Task instructions:
Copy whichever lines contain the string "this".

## BEGIN

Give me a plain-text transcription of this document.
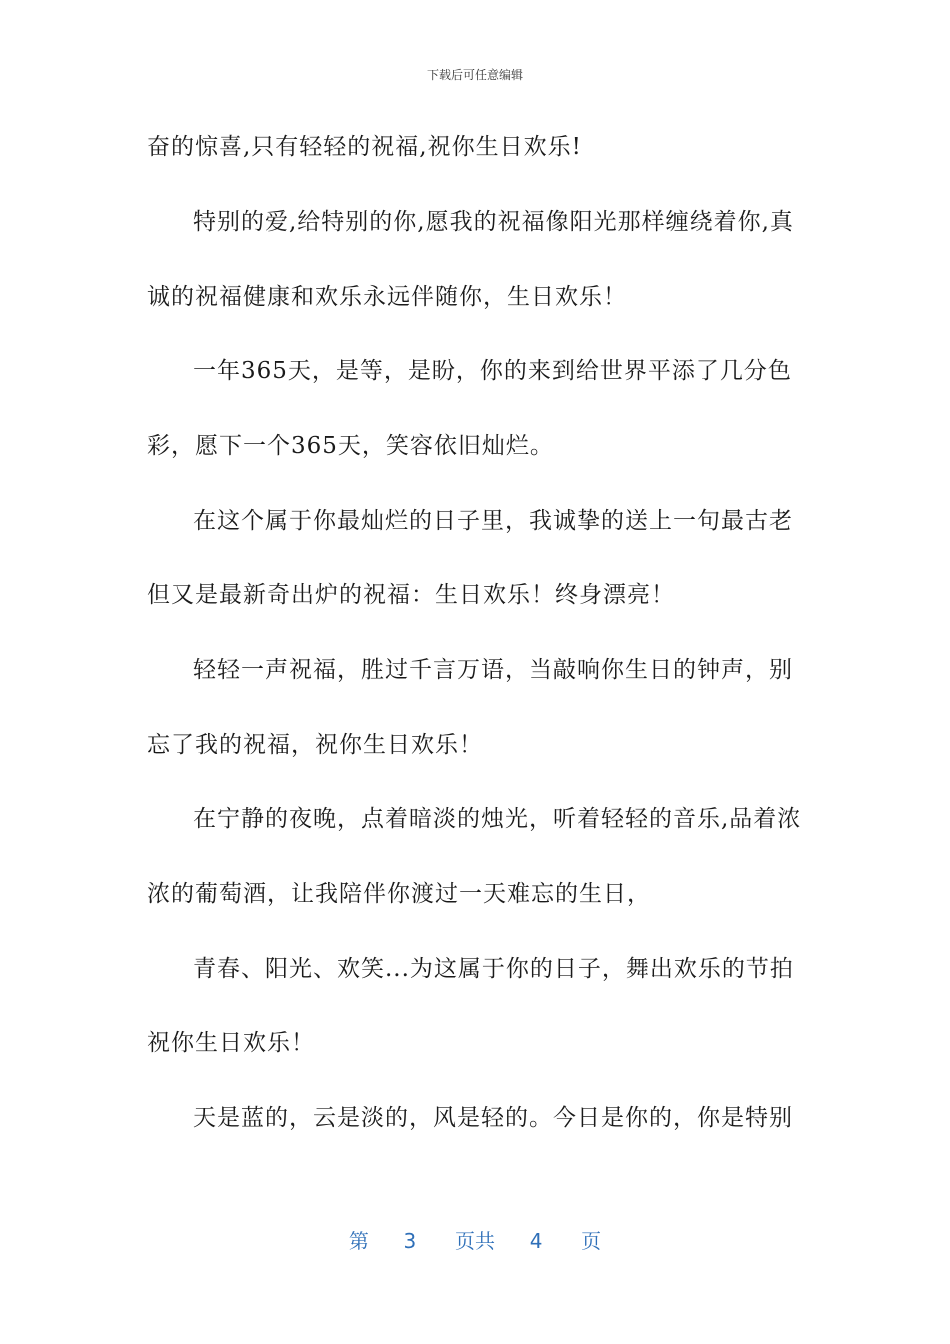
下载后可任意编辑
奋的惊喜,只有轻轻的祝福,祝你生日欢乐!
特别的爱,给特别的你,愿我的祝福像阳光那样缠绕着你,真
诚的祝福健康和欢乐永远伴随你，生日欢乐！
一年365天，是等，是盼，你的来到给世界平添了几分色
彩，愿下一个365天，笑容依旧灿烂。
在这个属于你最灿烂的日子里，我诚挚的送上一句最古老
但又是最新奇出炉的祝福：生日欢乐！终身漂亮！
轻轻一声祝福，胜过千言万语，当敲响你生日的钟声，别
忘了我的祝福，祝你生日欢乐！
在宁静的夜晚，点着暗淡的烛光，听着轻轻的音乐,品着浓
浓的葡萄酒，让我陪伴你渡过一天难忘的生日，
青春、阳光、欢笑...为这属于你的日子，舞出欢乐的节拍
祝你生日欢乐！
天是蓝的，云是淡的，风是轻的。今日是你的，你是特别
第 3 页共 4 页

## END
## BEGIN

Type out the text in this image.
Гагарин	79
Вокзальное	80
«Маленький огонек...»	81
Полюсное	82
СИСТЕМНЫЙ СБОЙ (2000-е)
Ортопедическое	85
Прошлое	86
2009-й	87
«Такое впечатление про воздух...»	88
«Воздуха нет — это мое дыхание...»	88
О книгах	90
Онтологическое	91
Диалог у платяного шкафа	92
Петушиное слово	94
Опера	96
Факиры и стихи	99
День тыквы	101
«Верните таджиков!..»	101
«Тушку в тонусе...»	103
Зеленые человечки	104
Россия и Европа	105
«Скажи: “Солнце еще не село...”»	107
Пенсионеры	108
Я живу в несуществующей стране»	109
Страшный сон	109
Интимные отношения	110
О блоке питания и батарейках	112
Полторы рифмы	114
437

## END
## BEGIN

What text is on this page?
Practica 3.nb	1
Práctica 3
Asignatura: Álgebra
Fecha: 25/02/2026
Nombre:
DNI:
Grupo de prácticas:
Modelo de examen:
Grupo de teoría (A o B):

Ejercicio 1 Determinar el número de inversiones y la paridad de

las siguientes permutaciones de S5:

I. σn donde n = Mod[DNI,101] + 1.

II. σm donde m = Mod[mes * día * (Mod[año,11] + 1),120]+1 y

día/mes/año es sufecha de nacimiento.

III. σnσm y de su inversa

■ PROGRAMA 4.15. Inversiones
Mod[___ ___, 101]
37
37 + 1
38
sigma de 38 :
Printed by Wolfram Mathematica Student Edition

## END

Result:
Give me a plain-text transcription of this document.
Type out the text in this image.
What text is on this page?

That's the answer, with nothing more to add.